#### Element and region listings:
'''
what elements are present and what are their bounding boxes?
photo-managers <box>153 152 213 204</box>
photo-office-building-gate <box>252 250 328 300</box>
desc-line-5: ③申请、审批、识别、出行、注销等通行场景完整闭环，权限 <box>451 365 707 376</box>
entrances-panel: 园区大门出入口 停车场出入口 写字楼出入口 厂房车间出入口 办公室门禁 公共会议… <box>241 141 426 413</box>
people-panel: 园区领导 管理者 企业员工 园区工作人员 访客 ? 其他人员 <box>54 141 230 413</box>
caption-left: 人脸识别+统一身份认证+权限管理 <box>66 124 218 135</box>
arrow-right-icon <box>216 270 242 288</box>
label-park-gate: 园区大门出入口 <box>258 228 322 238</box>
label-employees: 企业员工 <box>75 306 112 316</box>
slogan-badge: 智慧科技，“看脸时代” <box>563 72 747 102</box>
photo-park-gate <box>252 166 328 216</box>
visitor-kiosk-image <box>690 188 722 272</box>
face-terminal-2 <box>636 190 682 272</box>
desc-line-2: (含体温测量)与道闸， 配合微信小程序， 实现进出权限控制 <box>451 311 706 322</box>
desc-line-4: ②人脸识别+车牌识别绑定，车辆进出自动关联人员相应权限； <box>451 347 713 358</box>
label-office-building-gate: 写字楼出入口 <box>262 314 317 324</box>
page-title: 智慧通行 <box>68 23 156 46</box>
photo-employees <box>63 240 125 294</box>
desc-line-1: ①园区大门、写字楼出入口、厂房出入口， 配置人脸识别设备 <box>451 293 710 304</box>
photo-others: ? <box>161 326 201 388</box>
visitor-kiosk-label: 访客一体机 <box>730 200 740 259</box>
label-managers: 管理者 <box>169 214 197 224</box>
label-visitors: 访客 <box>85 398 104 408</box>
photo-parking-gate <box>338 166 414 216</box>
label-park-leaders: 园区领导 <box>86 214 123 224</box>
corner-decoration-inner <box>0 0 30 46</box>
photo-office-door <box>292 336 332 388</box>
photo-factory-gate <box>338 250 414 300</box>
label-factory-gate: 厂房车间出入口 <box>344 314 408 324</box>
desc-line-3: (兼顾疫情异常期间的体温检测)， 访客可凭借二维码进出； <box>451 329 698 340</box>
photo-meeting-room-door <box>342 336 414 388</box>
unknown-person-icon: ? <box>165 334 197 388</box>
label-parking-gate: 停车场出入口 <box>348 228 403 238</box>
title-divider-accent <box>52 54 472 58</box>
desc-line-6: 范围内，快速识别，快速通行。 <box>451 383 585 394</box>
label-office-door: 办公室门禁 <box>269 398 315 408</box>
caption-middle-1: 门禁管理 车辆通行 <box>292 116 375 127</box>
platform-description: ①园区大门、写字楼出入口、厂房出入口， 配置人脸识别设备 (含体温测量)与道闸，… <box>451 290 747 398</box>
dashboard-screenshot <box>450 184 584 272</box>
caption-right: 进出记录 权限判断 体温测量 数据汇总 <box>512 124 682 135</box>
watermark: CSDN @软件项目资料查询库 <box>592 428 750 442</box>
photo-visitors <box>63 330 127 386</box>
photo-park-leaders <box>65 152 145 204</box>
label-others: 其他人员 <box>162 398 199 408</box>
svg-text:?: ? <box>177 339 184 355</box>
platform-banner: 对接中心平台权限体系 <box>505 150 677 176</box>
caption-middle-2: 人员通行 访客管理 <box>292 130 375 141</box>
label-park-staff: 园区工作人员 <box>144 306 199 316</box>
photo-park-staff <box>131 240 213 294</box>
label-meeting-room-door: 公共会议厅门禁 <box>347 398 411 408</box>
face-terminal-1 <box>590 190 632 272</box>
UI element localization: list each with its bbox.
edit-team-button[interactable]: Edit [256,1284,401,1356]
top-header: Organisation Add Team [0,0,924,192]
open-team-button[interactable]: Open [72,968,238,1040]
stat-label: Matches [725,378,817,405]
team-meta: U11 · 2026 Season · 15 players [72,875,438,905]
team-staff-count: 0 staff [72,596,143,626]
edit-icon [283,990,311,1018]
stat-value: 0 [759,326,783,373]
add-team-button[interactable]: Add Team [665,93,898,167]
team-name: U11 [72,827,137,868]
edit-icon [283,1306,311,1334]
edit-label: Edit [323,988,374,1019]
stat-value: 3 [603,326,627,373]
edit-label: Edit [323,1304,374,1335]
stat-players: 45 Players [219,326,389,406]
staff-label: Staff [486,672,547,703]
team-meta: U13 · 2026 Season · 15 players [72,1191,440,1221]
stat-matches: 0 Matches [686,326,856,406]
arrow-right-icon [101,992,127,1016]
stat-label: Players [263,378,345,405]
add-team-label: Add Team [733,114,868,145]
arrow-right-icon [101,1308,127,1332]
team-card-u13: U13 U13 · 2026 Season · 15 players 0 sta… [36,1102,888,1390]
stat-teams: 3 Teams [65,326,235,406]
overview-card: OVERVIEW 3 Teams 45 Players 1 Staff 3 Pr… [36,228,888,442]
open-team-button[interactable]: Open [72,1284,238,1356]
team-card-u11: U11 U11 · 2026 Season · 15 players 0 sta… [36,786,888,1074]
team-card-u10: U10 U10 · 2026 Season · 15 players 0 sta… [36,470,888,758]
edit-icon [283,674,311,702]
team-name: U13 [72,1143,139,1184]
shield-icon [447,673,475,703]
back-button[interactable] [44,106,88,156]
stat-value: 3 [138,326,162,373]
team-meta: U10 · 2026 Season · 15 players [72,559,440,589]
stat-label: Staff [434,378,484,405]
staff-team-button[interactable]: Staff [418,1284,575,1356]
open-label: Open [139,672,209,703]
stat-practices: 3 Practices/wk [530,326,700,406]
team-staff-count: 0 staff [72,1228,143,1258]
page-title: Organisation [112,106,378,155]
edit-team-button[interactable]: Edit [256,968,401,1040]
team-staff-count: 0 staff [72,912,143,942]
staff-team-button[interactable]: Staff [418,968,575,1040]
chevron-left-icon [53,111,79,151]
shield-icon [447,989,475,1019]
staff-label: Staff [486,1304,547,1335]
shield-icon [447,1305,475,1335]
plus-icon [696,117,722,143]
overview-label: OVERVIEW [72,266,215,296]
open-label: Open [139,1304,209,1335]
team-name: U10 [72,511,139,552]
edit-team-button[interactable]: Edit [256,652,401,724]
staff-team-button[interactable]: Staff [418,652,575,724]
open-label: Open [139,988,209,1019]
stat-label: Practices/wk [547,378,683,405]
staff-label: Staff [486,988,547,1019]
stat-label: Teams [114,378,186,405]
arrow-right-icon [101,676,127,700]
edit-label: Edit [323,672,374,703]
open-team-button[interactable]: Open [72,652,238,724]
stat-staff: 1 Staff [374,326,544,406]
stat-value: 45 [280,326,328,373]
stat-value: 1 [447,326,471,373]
'''
#### Stated goal:
Identify every line above that contains the word "Organisation", and copy each of those lines in full.

#### Solution to this task:
top-header: Organisation Add Team [0,0,924,192]
page-title: Organisation [112,106,378,155]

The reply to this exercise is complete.